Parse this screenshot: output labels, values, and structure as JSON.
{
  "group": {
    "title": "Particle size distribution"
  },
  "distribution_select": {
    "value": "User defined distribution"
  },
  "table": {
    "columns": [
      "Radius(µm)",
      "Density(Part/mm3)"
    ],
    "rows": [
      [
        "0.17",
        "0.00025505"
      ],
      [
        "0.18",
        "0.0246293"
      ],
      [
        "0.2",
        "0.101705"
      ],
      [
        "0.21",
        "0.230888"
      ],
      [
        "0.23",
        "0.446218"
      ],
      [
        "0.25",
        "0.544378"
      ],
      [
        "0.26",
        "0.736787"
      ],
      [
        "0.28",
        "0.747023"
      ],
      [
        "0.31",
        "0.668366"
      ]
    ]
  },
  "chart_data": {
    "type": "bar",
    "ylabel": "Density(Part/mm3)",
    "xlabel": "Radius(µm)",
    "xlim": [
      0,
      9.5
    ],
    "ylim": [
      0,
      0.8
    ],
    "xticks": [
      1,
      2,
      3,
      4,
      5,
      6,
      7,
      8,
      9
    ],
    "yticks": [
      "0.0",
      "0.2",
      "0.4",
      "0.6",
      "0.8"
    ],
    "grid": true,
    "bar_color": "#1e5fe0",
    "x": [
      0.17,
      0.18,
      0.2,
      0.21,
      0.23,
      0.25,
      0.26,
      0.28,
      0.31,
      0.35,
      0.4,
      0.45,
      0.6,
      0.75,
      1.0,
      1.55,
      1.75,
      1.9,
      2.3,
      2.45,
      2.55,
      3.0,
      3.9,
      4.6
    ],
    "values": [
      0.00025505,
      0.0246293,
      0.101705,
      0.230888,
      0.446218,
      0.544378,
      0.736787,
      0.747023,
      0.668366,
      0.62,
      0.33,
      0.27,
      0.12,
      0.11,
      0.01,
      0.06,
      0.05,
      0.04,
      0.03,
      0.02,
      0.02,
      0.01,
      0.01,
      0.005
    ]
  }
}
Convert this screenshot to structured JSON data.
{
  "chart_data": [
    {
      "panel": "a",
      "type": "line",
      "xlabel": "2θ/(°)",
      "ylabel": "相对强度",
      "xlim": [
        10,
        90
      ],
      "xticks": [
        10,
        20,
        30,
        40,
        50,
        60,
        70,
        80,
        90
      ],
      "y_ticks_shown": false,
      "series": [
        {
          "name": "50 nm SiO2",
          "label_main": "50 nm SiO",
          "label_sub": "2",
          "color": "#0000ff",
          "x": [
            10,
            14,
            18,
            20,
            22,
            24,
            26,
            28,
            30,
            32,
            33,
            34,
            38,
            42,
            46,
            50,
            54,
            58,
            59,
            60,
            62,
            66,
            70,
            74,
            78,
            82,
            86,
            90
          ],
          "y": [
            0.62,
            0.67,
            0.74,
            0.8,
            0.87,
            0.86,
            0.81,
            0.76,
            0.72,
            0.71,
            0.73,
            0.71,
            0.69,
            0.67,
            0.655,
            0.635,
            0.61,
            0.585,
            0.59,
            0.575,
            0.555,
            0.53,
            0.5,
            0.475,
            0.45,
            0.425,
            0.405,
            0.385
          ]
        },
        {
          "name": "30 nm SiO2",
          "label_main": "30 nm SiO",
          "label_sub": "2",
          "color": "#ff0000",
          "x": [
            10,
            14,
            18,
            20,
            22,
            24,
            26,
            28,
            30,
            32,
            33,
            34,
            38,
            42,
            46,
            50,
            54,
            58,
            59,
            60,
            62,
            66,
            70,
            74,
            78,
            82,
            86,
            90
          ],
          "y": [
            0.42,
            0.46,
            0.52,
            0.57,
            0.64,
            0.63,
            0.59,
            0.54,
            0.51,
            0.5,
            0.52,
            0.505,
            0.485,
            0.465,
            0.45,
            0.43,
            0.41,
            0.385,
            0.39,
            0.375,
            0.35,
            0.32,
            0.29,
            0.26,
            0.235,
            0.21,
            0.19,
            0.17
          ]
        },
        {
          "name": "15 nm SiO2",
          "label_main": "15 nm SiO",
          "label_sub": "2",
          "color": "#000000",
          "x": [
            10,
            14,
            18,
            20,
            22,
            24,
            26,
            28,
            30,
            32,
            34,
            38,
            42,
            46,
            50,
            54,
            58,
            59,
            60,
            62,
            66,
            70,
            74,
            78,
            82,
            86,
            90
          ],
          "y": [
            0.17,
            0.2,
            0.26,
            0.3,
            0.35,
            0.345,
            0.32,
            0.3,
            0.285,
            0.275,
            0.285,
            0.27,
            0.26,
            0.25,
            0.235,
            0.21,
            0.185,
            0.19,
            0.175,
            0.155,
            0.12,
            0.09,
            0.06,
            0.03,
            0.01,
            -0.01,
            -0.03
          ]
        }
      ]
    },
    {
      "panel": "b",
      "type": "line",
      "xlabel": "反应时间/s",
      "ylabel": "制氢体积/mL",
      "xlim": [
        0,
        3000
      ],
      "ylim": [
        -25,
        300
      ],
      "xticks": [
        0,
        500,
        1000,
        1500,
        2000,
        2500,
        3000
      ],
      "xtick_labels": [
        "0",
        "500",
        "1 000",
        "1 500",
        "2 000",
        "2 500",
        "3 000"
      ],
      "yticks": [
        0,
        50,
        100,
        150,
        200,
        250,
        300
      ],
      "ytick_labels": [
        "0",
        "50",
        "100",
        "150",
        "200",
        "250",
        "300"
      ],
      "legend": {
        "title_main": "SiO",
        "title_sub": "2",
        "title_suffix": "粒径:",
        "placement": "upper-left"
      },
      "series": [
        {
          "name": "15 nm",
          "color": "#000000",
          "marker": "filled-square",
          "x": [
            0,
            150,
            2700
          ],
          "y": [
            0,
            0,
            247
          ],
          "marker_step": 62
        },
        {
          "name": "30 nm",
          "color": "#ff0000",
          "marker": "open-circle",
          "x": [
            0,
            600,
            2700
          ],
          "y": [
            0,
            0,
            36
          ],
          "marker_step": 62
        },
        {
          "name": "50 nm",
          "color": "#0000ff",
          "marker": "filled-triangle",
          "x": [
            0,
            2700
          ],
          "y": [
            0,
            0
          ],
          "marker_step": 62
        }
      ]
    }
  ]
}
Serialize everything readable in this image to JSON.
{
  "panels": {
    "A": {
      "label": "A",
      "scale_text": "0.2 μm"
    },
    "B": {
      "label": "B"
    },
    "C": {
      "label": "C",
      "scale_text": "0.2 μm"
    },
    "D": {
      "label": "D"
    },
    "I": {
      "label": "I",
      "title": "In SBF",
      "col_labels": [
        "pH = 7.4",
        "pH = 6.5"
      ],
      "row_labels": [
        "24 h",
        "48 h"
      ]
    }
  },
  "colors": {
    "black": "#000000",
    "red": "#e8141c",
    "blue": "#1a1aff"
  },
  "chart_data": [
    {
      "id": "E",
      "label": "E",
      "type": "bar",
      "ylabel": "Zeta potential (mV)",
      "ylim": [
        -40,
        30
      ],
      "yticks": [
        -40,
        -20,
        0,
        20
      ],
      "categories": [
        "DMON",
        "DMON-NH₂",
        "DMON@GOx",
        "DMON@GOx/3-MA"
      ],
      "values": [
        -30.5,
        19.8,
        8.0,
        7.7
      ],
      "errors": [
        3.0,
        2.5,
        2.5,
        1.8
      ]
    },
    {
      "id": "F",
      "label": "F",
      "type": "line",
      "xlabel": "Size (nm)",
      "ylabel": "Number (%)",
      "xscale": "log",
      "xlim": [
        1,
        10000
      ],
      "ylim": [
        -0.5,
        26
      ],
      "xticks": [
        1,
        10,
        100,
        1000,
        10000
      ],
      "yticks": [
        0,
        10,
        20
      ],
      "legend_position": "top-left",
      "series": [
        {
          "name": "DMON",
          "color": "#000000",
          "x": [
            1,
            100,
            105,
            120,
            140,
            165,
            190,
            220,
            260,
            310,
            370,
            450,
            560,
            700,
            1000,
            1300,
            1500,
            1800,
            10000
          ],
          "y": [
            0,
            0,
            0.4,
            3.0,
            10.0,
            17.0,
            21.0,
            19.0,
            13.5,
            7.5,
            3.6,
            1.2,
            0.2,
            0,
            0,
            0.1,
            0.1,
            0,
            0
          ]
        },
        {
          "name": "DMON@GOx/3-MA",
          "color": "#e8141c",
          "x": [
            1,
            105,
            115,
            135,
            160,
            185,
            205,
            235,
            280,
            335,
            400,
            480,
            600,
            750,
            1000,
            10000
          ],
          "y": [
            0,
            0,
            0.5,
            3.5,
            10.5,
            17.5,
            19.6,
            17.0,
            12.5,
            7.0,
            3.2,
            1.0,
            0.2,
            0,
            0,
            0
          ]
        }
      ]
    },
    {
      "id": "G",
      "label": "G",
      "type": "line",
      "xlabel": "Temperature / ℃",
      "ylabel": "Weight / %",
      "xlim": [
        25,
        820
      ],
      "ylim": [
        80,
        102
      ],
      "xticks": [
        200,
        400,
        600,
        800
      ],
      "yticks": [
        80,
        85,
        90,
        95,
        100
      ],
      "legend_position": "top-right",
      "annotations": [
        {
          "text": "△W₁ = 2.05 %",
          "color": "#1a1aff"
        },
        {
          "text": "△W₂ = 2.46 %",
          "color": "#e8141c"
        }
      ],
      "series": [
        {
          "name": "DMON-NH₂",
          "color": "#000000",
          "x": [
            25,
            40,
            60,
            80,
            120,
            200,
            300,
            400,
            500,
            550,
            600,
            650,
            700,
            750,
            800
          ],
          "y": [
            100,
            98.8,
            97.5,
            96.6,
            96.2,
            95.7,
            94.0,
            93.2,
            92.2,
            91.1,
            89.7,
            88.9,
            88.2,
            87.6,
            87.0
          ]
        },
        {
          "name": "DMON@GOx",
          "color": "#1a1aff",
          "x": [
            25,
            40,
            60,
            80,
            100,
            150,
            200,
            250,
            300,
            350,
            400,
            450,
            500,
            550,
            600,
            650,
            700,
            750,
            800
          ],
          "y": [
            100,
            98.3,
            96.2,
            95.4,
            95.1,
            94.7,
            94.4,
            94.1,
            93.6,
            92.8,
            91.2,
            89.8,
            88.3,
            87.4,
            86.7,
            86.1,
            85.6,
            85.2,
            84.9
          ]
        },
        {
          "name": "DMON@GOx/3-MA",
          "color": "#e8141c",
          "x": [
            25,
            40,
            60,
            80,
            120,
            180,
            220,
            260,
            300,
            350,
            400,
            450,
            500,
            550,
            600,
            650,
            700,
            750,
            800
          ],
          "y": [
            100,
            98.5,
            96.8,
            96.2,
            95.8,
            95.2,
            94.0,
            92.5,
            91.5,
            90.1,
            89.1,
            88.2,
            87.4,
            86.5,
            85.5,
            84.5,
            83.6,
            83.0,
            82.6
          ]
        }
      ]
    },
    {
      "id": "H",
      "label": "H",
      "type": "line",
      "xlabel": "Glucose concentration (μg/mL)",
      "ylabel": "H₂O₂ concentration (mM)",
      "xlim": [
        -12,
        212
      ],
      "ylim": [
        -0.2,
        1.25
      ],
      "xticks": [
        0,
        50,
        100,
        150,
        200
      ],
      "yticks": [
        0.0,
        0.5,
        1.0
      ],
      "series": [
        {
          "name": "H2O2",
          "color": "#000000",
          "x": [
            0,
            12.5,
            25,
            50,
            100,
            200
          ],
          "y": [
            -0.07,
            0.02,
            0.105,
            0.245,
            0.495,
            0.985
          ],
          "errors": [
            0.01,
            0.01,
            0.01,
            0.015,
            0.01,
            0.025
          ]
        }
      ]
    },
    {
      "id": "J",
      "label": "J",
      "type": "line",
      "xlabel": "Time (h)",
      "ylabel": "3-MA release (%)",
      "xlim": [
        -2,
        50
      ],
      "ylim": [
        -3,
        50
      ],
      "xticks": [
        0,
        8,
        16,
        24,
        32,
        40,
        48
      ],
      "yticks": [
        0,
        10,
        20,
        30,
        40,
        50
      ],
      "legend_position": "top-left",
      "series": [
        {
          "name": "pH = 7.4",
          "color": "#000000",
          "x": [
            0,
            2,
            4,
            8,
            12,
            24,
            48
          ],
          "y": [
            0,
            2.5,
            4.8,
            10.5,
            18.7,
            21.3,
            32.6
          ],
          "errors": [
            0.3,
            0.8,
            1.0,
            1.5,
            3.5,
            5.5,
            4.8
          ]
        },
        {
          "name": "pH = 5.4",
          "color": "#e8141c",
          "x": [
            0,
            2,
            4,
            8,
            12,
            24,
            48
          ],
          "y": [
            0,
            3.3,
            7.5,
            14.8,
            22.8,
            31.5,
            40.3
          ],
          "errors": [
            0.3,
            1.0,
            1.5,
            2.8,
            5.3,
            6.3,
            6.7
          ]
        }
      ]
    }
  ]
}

◆ ◆ ◆ ◆ ◆

* TASK BRIEF: Say the number of lines in the listing that hold "xlabel", with no added words.

* RESPONSE TO THE EXERCISE: 7